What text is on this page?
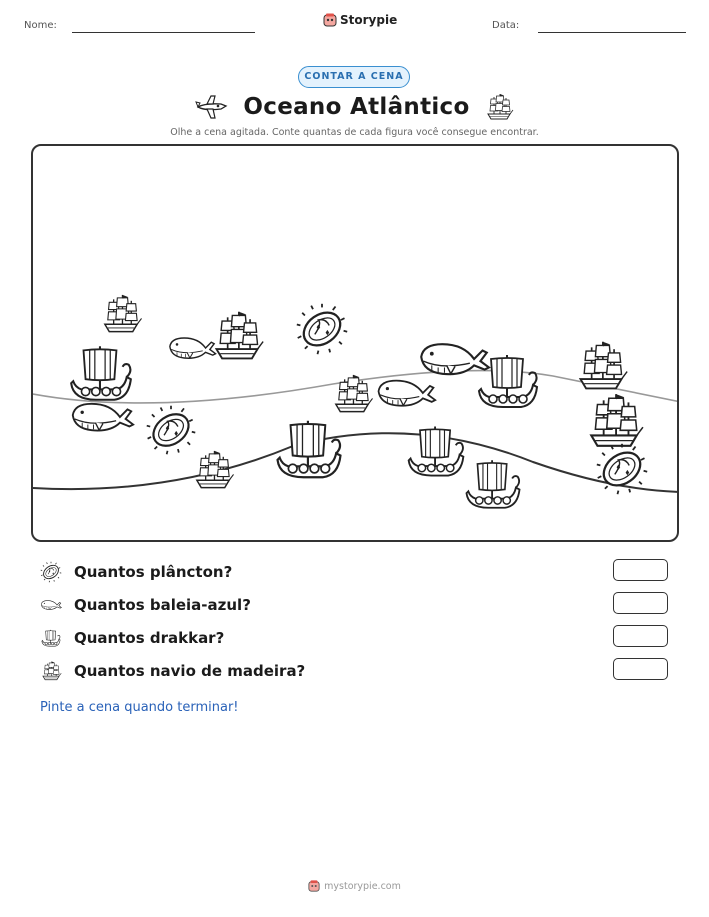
Nome:	Storypie	Data:
CONTAR A CENA
Oceano Atlântico
Olhe a cena agitada. Conte quantas de cada figura você consegue encontrar.
Quantos plâncton?
Quantos baleia-azul?
Quantos drakkar?
Quantos navio de madeira?
Pinte a cena quando terminar!
mystorypie.com
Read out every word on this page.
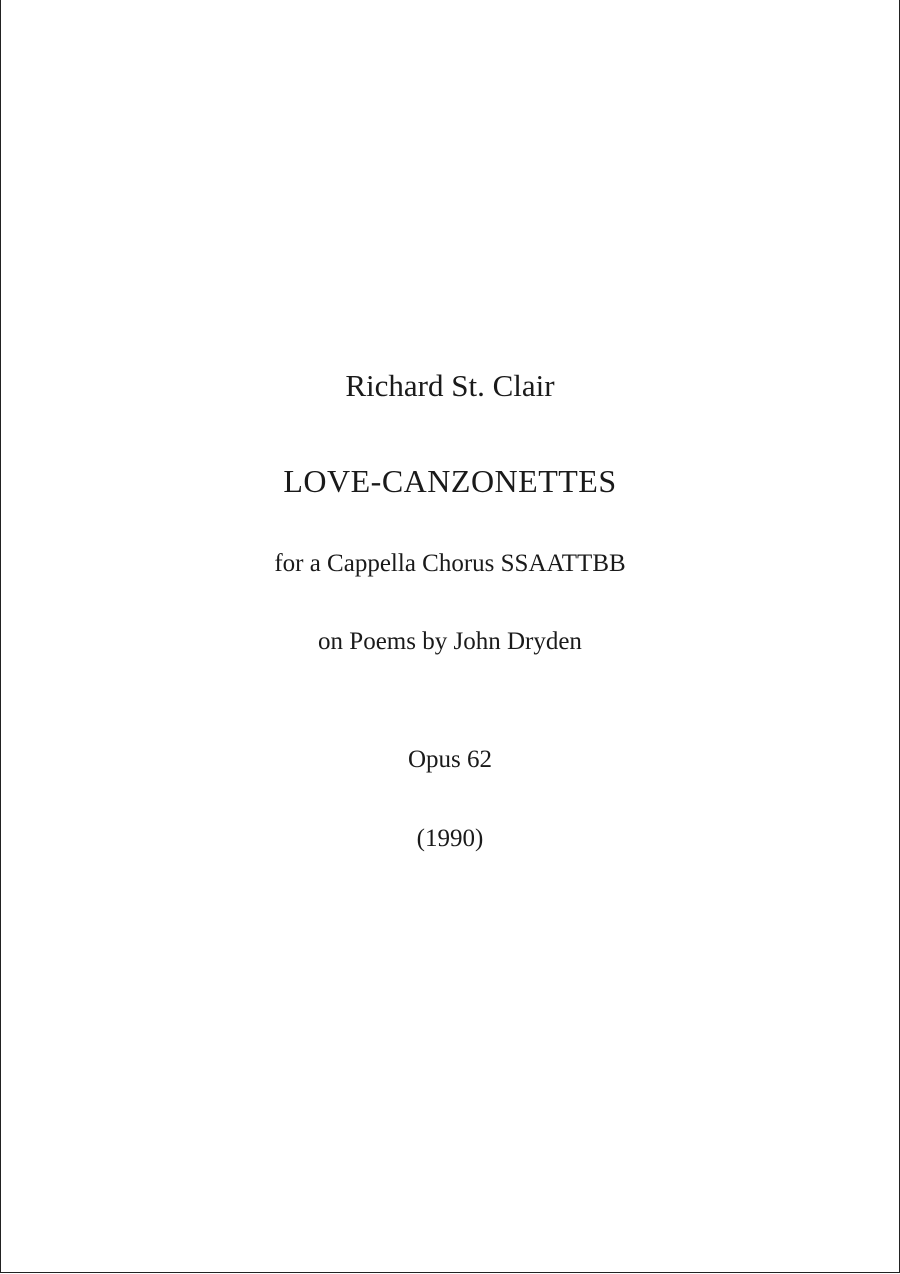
Richard St. Clair
LOVE-CANZONETTES
for a Cappella Chorus SSAATTBB
on Poems by John Dryden
Opus 62
(1990)
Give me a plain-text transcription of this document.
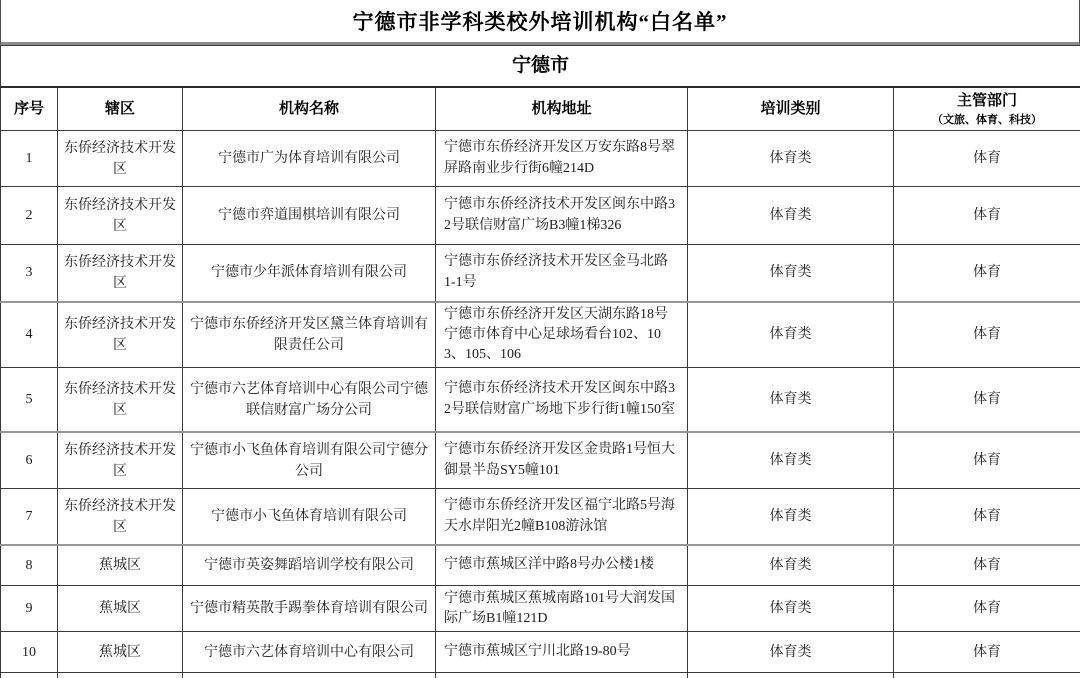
宁德市非学科类校外培训机构“白名单”
宁德市					
序号	辖区	机构名称	机构地址	培训类别	主管部门
（文旅、体育、科技）

1	东侨经济技术开发区	宁德市广为体育培训有限公司	宁德市东侨经济开发区万安东路8号翠屏路南业步行街6幢214D	体育类	体育
2	东侨经济技术开发区	宁德市弈道围棋培训有限公司	宁德市东侨经济技术开发区闽东中路32号联信财富广场B3幢1梯326	体育类	体育
3	东侨经济技术开发区	宁德市少年派体育培训有限公司	宁德市东侨经济技术开发区金马北路 1-1号	体育类	体育
4	东侨经济技术开发区	宁德市东侨经济开发区黛兰体育培训有限责任公司	宁德市东侨经济开发区天湖东路18号宁德市体育中心足球场看台102、103、105、106	体育类	体育
5	东侨经济技术开发区	宁德市六艺体育培训中心有限公司宁德联信财富广场分公司	宁德市东侨经济技术开发区闽东中路32号联信财富广场地下步行街1幢150室	体育类	体育
6	东侨经济技术开发区	宁德市小飞鱼体育培训有限公司宁德分公司	宁德市东侨经济开发区金贵路1号恒大御景半岛SY5幢101	体育类	体育
7	东侨经济技术开发区	宁德市小飞鱼体育培训有限公司	宁德市东侨经济开发区福宁北路5号海天水岸阳光2幢B108游泳馆	体育类	体育
8	蕉城区	宁德市英姿舞蹈培训学校有限公司	宁德市蕉城区洋中路8号办公楼1楼	体育类	体育
9	蕉城区	宁德市精英散手踢拳体育培训有限公司	宁德市蕉城区蕉城南路101号大润发国际广场B1幢121D	体育类	体育
10	蕉城区	宁德市六艺体育培训中心有限公司	宁德市蕉城区宁川北路19-80号	体育类	体育
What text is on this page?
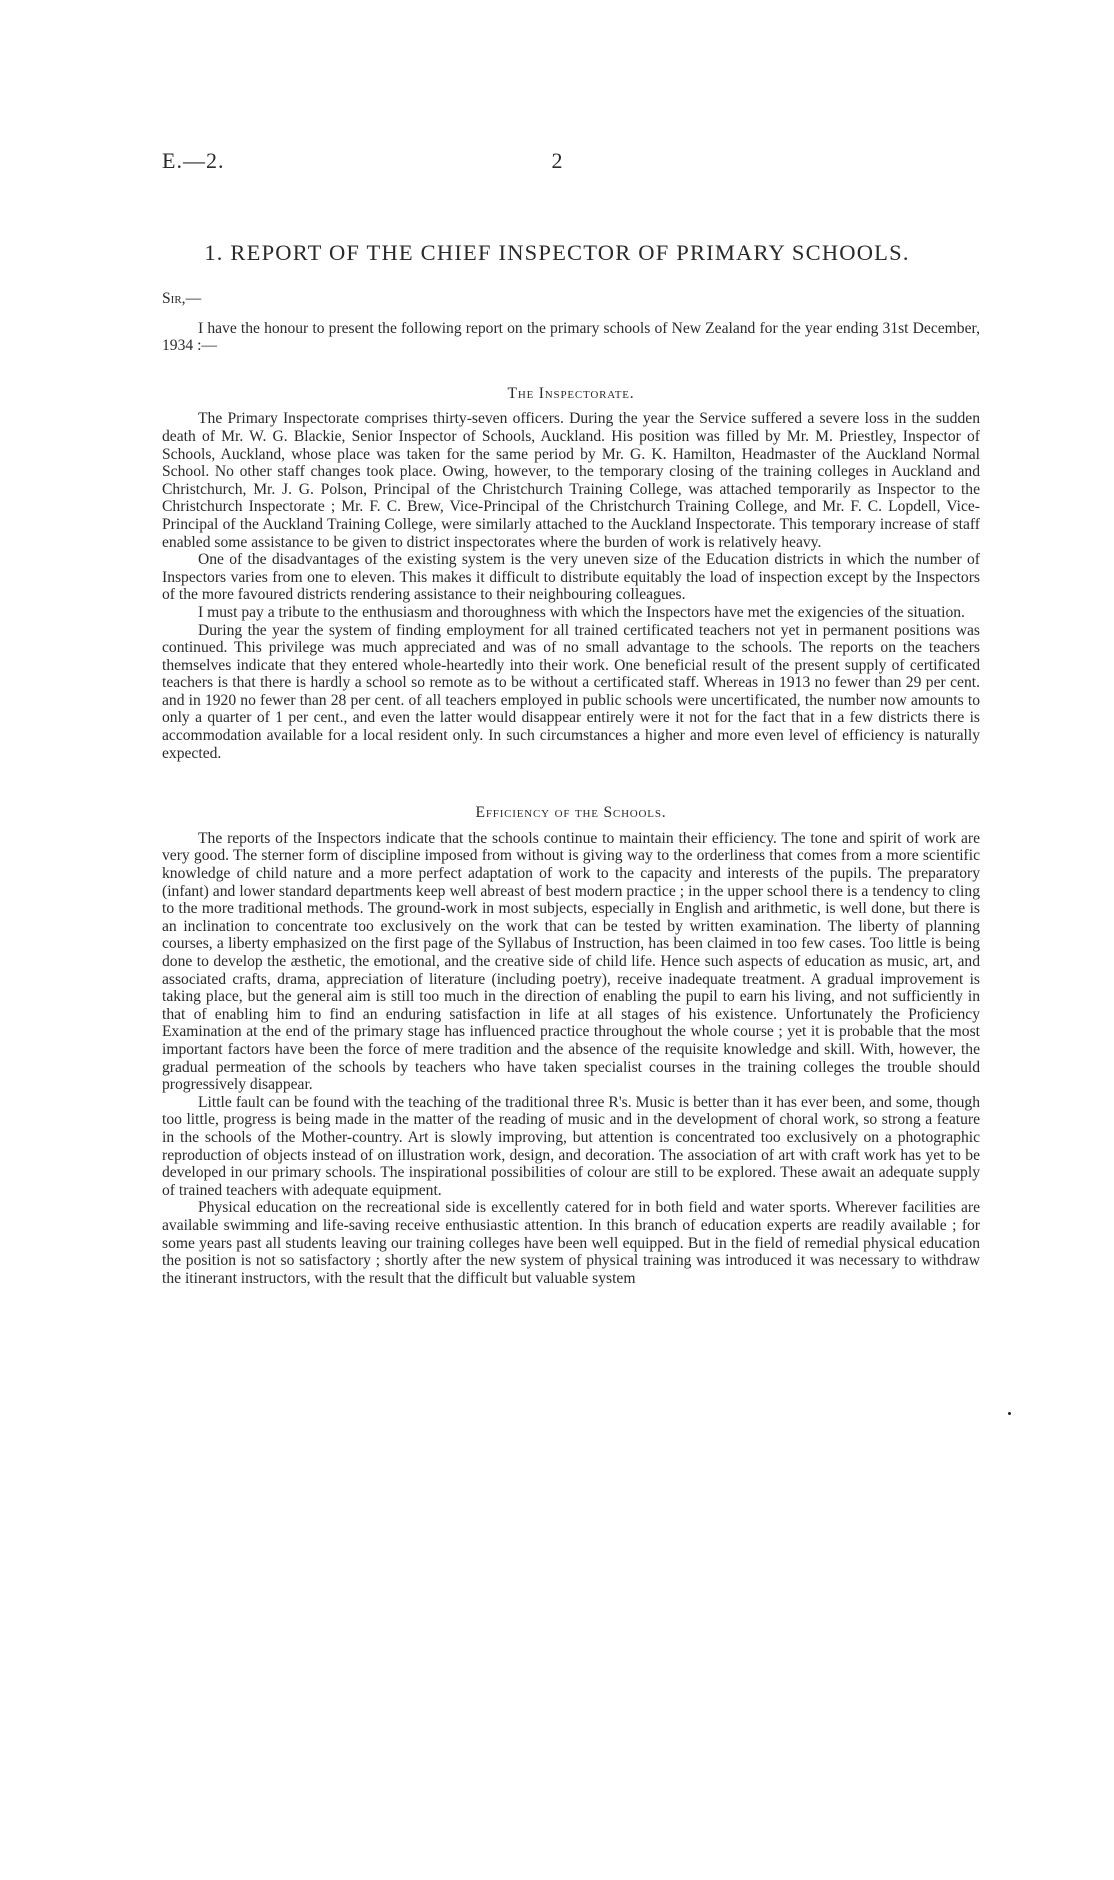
E.—2.	2
1. REPORT OF THE CHIEF INSPECTOR OF PRIMARY SCHOOLS.
Sir,—

I have the honour to present the following report on the primary schools of New Zealand for the year ending 31st December, 1934 :—

The Inspectorate.

The Primary Inspectorate comprises thirty-seven officers. During the year the Service suffered a severe loss in the sudden death of Mr. W. G. Blackie, Senior Inspector of Schools, Auckland. His position was filled by Mr. M. Priestley, Inspector of Schools, Auckland, whose place was taken for the same period by Mr. G. K. Hamilton, Headmaster of the Auckland Normal School. No other staff changes took place. Owing, however, to the temporary closing of the training colleges in Auckland and Christchurch, Mr. J. G. Polson, Principal of the Christchurch Training College, was attached temporarily as Inspector to the Christchurch Inspectorate ; Mr. F. C. Brew, Vice-Principal of the Christchurch Training College, and Mr. F. C. Lopdell, Vice-Principal of the Auckland Training College, were similarly attached to the Auckland Inspectorate. This temporary increase of staff enabled some assistance to be given to district inspectorates where the burden of work is relatively heavy.

One of the disadvantages of the existing system is the very uneven size of the Education districts in which the number of Inspectors varies from one to eleven. This makes it difficult to distribute equitably the load of inspection except by the Inspectors of the more favoured districts rendering assistance to their neighbouring colleagues.

I must pay a tribute to the enthusiasm and thoroughness with which the Inspectors have met the exigencies of the situation.

During the year the system of finding employment for all trained certificated teachers not yet in permanent positions was continued. This privilege was much appreciated and was of no small advantage to the schools. The reports on the teachers themselves indicate that they entered whole-heartedly into their work. One beneficial result of the present supply of certificated teachers is that there is hardly a school so remote as to be without a certificated staff. Whereas in 1913 no fewer than 29 per cent. and in 1920 no fewer than 28 per cent. of all teachers employed in public schools were uncertificated, the number now amounts to only a quarter of 1 per cent., and even the latter would disappear entirely were it not for the fact that in a few districts there is accommodation available for a local resident only. In such circumstances a higher and more even level of efficiency is naturally expected.

Efficiency of the Schools.

The reports of the Inspectors indicate that the schools continue to maintain their efficiency. The tone and spirit of work are very good. The sterner form of discipline imposed from without is giving way to the orderliness that comes from a more scientific knowledge of child nature and a more perfect adaptation of work to the capacity and interests of the pupils. The preparatory (infant) and lower standard departments keep well abreast of best modern practice ; in the upper school there is a tendency to cling to the more traditional methods. The ground-work in most subjects, especially in English and arithmetic, is well done, but there is an inclination to concentrate too exclusively on the work that can be tested by written examination. The liberty of planning courses, a liberty emphasized on the first page of the Syllabus of Instruction, has been claimed in too few cases. Too little is being done to develop the æsthetic, the emotional, and the creative side of child life. Hence such aspects of education as music, art, and associated crafts, drama, appreciation of literature (including poetry), receive inadequate treatment. A gradual improvement is taking place, but the general aim is still too much in the direction of enabling the pupil to earn his living, and not sufficiently in that of enabling him to find an enduring satisfaction in life at all stages of his existence. Unfortunately the Proficiency Examination at the end of the primary stage has influenced practice throughout the whole course ; yet it is probable that the most important factors have been the force of mere tradition and the absence of the requisite knowledge and skill. With, however, the gradual permeation of the schools by teachers who have taken specialist courses in the training colleges the trouble should progressively disappear.

Little fault can be found with the teaching of the traditional three R's. Music is better than it has ever been, and some, though too little, progress is being made in the matter of the reading of music and in the development of choral work, so strong a feature in the schools of the Mother-country. Art is slowly improving, but attention is concentrated too exclusively on a photographic reproduction of objects instead of on illustration work, design, and decoration. The association of art with craft work has yet to be developed in our primary schools. The inspirational possibilities of colour are still to be explored. These await an adequate supply of trained teachers with adequate equipment.

Physical education on the recreational side is excellently catered for in both field and water sports. Wherever facilities are available swimming and life-saving receive enthusiastic attention. In this branch of education experts are readily available ; for some years past all students leaving our training colleges have been well equipped. But in the field of remedial physical education the position is not so satisfactory ; shortly after the new system of physical training was introduced it was necessary to withdraw the itinerant instructors, with the result that the difficult but valuable system
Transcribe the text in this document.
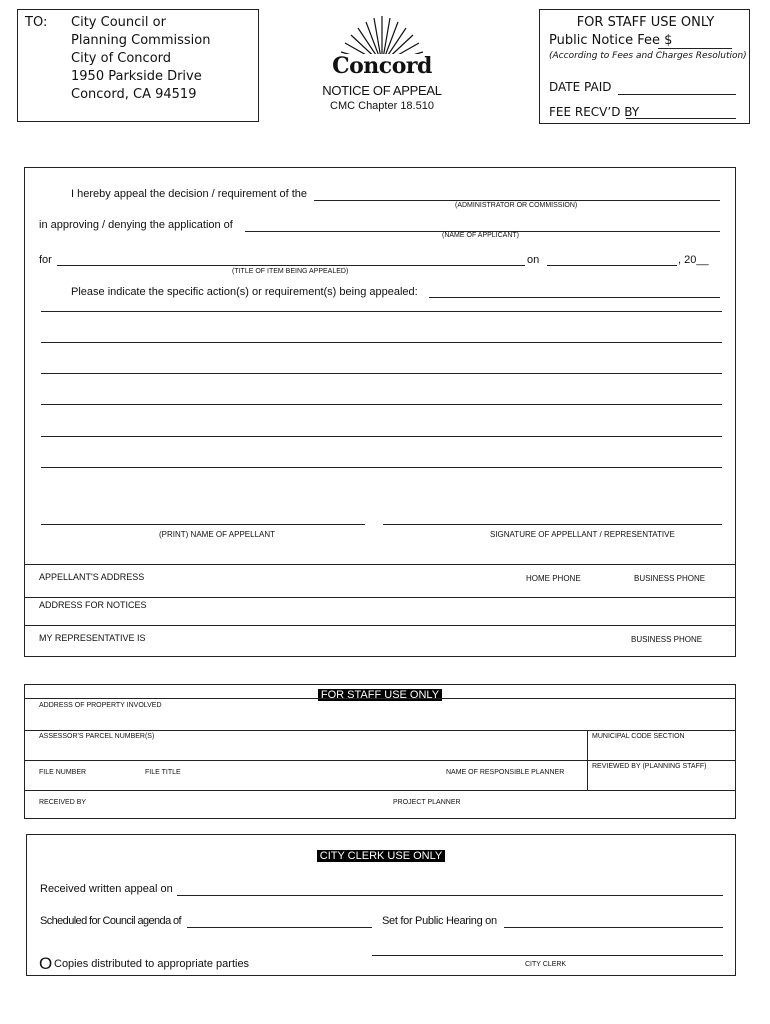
TO: City Council or
Planning Commission
City of Concord
1950 Parkside Drive
Concord, CA 94519
Concord
NOTICE OF APPEAL
CMC Chapter 18.510
FOR STAFF USE ONLY
Public Notice Fee $
(According to Fees and Charges Resolution)
DATE PAID
FEE RECV’D BY
I hereby appeal the decision / requirement of the
(ADMINISTRATOR OR COMMISSION)
in approving / denying the application of
(NAME OF APPLICANT)
for	on	, 20__
(TITLE OF ITEM BEING APPEALED)
Please indicate the specific action(s) or requirement(s) being appealed:
(PRINT) NAME OF APPELLANT	SIGNATURE OF APPELLANT / REPRESENTATIVE
APPELLANT'S ADDRESS	HOME PHONE	BUSINESS PHONE
ADDRESS FOR NOTICES
MY REPRESENTATIVE IS	BUSINESS PHONE
FOR STAFF USE ONLY
ADDRESS OF PROPERTY INVOLVED
ASSESSOR'S PARCEL NUMBER(S)	MUNICIPAL CODE SECTION
FILE NUMBER	FILE TITLE	NAME OF RESPONSIBLE PLANNER
REVIEWED BY (PLANNING STAFF)
RECEIVED BY	PROJECT PLANNER
CITY CLERK USE ONLY
Received written appeal on
Scheduled for Council agenda of	Set for Public Hearing on
O Copies distributed to appropriate parties	CITY CLERK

= = = = = = =

REQUIRED WORK: Determine how many lines of the data contain the word "BUSINESS", and reply with that number only.

RESULT OF THE TASK: 2